TASK TO CARRY OUT:
Copy out the entries below precisely; nothing is to be omitted.

DATASET RECORDS:
[START]
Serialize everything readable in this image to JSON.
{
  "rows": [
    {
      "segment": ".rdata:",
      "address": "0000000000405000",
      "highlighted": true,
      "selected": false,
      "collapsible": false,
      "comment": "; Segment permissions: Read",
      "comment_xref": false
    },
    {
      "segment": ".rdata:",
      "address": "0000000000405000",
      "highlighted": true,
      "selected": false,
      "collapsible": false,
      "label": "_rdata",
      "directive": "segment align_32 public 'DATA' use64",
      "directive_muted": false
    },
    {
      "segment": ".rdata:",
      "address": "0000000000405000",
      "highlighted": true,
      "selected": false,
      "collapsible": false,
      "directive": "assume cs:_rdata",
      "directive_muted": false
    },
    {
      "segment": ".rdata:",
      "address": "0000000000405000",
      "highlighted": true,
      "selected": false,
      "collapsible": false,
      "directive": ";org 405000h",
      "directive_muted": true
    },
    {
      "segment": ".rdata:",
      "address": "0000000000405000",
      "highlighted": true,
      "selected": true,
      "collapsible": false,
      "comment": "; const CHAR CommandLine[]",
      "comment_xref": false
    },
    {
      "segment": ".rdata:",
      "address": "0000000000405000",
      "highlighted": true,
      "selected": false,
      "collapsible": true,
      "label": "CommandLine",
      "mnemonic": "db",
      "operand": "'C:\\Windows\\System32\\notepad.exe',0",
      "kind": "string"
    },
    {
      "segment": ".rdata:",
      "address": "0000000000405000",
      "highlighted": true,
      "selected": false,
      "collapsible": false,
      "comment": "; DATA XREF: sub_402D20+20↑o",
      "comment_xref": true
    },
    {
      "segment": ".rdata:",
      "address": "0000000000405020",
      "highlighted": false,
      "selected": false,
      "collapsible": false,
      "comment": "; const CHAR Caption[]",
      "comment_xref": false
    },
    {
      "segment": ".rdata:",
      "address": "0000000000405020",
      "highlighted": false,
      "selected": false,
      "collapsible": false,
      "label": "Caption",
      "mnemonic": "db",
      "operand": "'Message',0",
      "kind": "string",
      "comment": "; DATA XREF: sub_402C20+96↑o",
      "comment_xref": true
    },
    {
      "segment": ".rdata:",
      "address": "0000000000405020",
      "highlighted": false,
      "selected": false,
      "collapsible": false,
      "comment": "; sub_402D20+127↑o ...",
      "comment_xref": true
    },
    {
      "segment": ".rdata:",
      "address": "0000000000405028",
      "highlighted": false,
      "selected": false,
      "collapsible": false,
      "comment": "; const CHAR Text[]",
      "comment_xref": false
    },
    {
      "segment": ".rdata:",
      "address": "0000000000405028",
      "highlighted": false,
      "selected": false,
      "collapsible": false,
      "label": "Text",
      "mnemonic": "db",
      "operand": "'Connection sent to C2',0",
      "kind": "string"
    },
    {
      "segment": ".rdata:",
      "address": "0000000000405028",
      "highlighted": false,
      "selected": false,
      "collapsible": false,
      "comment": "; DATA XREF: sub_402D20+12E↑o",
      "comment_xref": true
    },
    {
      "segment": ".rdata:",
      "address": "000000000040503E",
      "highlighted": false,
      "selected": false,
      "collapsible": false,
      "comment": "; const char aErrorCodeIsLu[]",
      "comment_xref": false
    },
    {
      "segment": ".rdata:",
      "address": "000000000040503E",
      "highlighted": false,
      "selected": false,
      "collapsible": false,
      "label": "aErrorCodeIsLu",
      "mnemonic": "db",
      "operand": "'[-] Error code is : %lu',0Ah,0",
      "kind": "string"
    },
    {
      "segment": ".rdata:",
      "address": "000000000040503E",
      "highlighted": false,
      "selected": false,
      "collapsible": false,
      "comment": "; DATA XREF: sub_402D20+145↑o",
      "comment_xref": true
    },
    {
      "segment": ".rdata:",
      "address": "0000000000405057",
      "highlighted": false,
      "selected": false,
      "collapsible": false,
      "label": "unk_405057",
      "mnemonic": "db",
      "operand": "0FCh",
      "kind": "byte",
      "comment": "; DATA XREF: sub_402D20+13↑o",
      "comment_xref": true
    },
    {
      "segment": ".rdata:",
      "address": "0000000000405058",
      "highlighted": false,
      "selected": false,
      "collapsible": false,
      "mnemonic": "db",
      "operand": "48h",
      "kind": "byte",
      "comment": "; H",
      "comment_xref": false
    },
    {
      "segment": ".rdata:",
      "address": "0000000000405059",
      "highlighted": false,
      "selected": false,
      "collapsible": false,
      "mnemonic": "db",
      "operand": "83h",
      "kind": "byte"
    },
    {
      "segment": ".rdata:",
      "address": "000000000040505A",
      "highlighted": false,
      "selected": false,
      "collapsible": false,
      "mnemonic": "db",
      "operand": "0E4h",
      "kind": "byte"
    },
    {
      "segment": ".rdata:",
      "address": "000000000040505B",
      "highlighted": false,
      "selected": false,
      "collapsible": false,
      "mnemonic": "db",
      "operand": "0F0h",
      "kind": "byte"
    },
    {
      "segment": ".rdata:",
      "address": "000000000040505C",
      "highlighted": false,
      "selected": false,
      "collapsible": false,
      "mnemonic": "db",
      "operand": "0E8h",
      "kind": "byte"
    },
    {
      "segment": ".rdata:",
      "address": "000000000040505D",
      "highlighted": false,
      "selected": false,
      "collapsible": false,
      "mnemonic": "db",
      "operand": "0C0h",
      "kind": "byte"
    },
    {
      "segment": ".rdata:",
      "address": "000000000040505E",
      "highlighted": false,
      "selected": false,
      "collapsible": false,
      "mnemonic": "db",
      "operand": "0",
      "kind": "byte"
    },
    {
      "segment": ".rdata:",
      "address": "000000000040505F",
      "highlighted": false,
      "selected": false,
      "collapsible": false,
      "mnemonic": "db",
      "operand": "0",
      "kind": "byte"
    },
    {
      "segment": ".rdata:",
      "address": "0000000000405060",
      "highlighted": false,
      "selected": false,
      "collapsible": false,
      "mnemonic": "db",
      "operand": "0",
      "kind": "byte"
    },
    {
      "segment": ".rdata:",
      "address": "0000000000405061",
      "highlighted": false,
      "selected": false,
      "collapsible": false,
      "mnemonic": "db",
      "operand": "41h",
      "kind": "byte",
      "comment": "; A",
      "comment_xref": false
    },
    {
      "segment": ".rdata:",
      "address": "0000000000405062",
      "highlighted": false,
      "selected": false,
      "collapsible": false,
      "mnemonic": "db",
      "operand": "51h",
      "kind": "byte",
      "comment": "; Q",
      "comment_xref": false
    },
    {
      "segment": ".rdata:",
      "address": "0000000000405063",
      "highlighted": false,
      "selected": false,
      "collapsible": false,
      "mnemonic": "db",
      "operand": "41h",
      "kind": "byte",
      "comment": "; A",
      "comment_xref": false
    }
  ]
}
[END]
ANSWER FOR THE TASK:
Serialize everything readable in this image to JSON.
{
  "rows": [
    {
      "segment": ".rdata:",
      "address": "0000000000405000",
      "highlighted": true,
      "selected": false,
      "collapsible": false,
      "comment": "; Segment permissions: Read",
      "comment_xref": false
    },
    {
      "segment": ".rdata:",
      "address": "0000000000405000",
      "highlighted": true,
      "selected": false,
      "collapsible": false,
      "label": "_rdata",
      "directive": "segment align_32 public 'DATA' use64",
      "directive_muted": false
    },
    {
      "segment": ".rdata:",
      "address": "0000000000405000",
      "highlighted": true,
      "selected": false,
      "collapsible": false,
      "directive": "assume cs:_rdata",
      "directive_muted": false
    },
    {
      "segment": ".rdata:",
      "address": "0000000000405000",
      "highlighted": true,
      "selected": false,
      "collapsible": false,
      "directive": ";org 405000h",
      "directive_muted": true
    },
    {
      "segment": ".rdata:",
      "address": "0000000000405000",
      "highlighted": true,
      "selected": true,
      "collapsible": false,
      "comment": "; const CHAR CommandLine[]",
      "comment_xref": false
    },
    {
      "segment": ".rdata:",
      "address": "0000000000405000",
      "highlighted": true,
      "selected": false,
      "collapsible": true,
      "label": "CommandLine",
      "mnemonic": "db",
      "operand": "'C:\\Windows\\System32\\notepad.exe',0",
      "kind": "string"
    },
    {
      "segment": ".rdata:",
      "address": "0000000000405000",
      "highlighted": true,
      "selected": false,
      "collapsible": false,
      "comment": "; DATA XREF: sub_402D20+20↑o",
      "comment_xref": true
    },
    {
      "segment": ".rdata:",
      "address": "0000000000405020",
      "highlighted": false,
      "selected": false,
      "collapsible": false,
      "comment": "; const CHAR Caption[]",
      "comment_xref": false
    },
    {
      "segment": ".rdata:",
      "address": "0000000000405020",
      "highlighted": false,
      "selected": false,
      "collapsible": false,
      "label": "Caption",
      "mnemonic": "db",
      "operand": "'Message',0",
      "kind": "string",
      "comment": "; DATA XREF: sub_402C20+96↑o",
      "comment_xref": true
    },
    {
      "segment": ".rdata:",
      "address": "0000000000405020",
      "highlighted": false,
      "selected": false,
      "collapsible": false,
      "comment": "; sub_402D20+127↑o ...",
      "comment_xref": true
    },
    {
      "segment": ".rdata:",
      "address": "0000000000405028",
      "highlighted": false,
      "selected": false,
      "collapsible": false,
      "comment": "; const CHAR Text[]",
      "comment_xref": false
    },
    {
      "segment": ".rdata:",
      "address": "0000000000405028",
      "highlighted": false,
      "selected": false,
      "collapsible": false,
      "label": "Text",
      "mnemonic": "db",
      "operand": "'Connection sent to C2',0",
      "kind": "string"
    },
    {
      "segment": ".rdata:",
      "address": "0000000000405028",
      "highlighted": false,
      "selected": false,
      "collapsible": false,
      "comment": "; DATA XREF: sub_402D20+12E↑o",
      "comment_xref": true
    },
    {
      "segment": ".rdata:",
      "address": "000000000040503E",
      "highlighted": false,
      "selected": false,
      "collapsible": false,
      "comment": "; const char aErrorCodeIsLu[]",
      "comment_xref": false
    },
    {
      "segment": ".rdata:",
      "address": "000000000040503E",
      "highlighted": false,
      "selected": false,
      "collapsible": false,
      "label": "aErrorCodeIsLu",
      "mnemonic": "db",
      "operand": "'[-] Error code is : %lu',0Ah,0",
      "kind": "string"
    },
    {
      "segment": ".rdata:",
      "address": "000000000040503E",
      "highlighted": false,
      "selected": false,
      "collapsible": false,
      "comment": "; DATA XREF: sub_402D20+145↑o",
      "comment_xref": true
    },
    {
      "segment": ".rdata:",
      "address": "0000000000405057",
      "highlighted": false,
      "selected": false,
      "collapsible": false,
      "label": "unk_405057",
      "mnemonic": "db",
      "operand": "0FCh",
      "kind": "byte",
      "comment": "; DATA XREF: sub_402D20+13↑o",
      "comment_xref": true
    },
    {
      "segment": ".rdata:",
      "address": "0000000000405058",
      "highlighted": false,
      "selected": false,
      "collapsible": false,
      "mnemonic": "db",
      "operand": "48h",
      "kind": "byte",
      "comment": "; H",
      "comment_xref": false
    },
    {
      "segment": ".rdata:",
      "address": "0000000000405059",
      "highlighted": false,
      "selected": false,
      "collapsible": false,
      "mnemonic": "db",
      "operand": "83h",
      "kind": "byte"
    },
    {
      "segment": ".rdata:",
      "address": "000000000040505A",
      "highlighted": false,
      "selected": false,
      "collapsible": false,
      "mnemonic": "db",
      "operand": "0E4h",
      "kind": "byte"
    },
    {
      "segment": ".rdata:",
      "address": "000000000040505B",
      "highlighted": false,
      "selected": false,
      "collapsible": false,
      "mnemonic": "db",
      "operand": "0F0h",
      "kind": "byte"
    },
    {
      "segment": ".rdata:",
      "address": "000000000040505C",
      "highlighted": false,
      "selected": false,
      "collapsible": false,
      "mnemonic": "db",
      "operand": "0E8h",
      "kind": "byte"
    },
    {
      "segment": ".rdata:",
      "address": "000000000040505D",
      "highlighted": false,
      "selected": false,
      "collapsible": false,
      "mnemonic": "db",
      "operand": "0C0h",
      "kind": "byte"
    },
    {
      "segment": ".rdata:",
      "address": "000000000040505E",
      "highlighted": false,
      "selected": false,
      "collapsible": false,
      "mnemonic": "db",
      "operand": "0",
      "kind": "byte"
    },
    {
      "segment": ".rdata:",
      "address": "000000000040505F",
      "highlighted": false,
      "selected": false,
      "collapsible": false,
      "mnemonic": "db",
      "operand": "0",
      "kind": "byte"
    },
    {
      "segment": ".rdata:",
      "address": "0000000000405060",
      "highlighted": false,
      "selected": false,
      "collapsible": false,
      "mnemonic": "db",
      "operand": "0",
      "kind": "byte"
    },
    {
      "segment": ".rdata:",
      "address": "0000000000405061",
      "highlighted": false,
      "selected": false,
      "collapsible": false,
      "mnemonic": "db",
      "operand": "41h",
      "kind": "byte",
      "comment": "; A",
      "comment_xref": false
    },
    {
      "segment": ".rdata:",
      "address": "0000000000405062",
      "highlighted": false,
      "selected": false,
      "collapsible": false,
      "mnemonic": "db",
      "operand": "51h",
      "kind": "byte",
      "comment": "; Q",
      "comment_xref": false
    },
    {
      "segment": ".rdata:",
      "address": "0000000000405063",
      "highlighted": false,
      "selected": false,
      "collapsible": false,
      "mnemonic": "db",
      "operand": "41h",
      "kind": "byte",
      "comment": "; A",
      "comment_xref": false
    }
  ]
}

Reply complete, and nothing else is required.